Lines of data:
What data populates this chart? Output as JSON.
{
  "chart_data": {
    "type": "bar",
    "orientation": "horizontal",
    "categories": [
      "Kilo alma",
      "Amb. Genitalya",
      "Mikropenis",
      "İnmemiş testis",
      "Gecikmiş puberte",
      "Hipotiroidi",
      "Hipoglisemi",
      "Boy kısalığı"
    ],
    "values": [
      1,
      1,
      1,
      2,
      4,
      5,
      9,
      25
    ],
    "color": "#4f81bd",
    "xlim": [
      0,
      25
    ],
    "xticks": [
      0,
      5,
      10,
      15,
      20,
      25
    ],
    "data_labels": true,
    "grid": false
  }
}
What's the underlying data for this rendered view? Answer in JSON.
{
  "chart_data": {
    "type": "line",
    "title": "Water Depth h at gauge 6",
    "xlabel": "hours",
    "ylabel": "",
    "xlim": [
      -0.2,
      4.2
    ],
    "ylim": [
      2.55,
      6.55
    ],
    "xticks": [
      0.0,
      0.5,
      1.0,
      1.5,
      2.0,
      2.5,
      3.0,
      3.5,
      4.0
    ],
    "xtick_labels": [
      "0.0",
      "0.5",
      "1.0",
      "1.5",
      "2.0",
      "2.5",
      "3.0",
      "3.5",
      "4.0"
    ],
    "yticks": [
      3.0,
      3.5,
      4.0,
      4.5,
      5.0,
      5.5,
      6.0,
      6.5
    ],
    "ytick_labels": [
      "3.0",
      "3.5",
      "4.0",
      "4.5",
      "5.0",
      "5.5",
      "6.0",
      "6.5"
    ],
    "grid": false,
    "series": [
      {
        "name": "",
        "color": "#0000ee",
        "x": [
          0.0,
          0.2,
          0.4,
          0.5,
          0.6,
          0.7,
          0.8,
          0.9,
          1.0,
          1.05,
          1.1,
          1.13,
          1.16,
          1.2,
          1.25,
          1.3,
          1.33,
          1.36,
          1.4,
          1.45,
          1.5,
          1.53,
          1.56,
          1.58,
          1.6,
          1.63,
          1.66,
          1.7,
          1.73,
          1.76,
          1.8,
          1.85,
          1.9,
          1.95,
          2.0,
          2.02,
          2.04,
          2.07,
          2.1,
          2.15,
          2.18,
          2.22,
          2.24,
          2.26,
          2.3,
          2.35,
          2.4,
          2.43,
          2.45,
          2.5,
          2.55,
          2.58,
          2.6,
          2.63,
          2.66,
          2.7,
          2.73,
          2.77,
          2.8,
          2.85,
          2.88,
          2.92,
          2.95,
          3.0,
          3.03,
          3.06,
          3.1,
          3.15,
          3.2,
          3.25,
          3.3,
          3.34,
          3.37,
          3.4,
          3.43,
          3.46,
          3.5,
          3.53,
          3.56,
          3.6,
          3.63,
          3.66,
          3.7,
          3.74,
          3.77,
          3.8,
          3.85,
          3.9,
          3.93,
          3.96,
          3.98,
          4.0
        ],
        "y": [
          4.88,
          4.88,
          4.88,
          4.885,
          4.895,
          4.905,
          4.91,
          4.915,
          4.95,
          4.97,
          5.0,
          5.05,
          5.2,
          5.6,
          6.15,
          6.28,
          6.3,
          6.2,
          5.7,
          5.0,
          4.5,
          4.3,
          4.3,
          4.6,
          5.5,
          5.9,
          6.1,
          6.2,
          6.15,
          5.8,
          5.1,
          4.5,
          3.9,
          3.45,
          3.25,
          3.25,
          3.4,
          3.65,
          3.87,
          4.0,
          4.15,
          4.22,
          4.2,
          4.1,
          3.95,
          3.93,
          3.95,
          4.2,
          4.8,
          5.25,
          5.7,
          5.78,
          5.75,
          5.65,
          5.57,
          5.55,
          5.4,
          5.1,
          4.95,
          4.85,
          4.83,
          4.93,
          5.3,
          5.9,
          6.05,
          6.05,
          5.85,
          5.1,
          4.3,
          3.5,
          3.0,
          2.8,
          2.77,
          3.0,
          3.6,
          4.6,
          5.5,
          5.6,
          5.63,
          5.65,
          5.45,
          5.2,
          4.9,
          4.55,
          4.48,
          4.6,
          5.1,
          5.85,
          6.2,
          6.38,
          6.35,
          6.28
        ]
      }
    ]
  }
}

## Set problem
Only lines that contain the word "JSON" are wanted; copy each of them.

## Output below
What data populates this chart? Output as JSON.
What's the underlying data for this rendered view? Answer in JSON.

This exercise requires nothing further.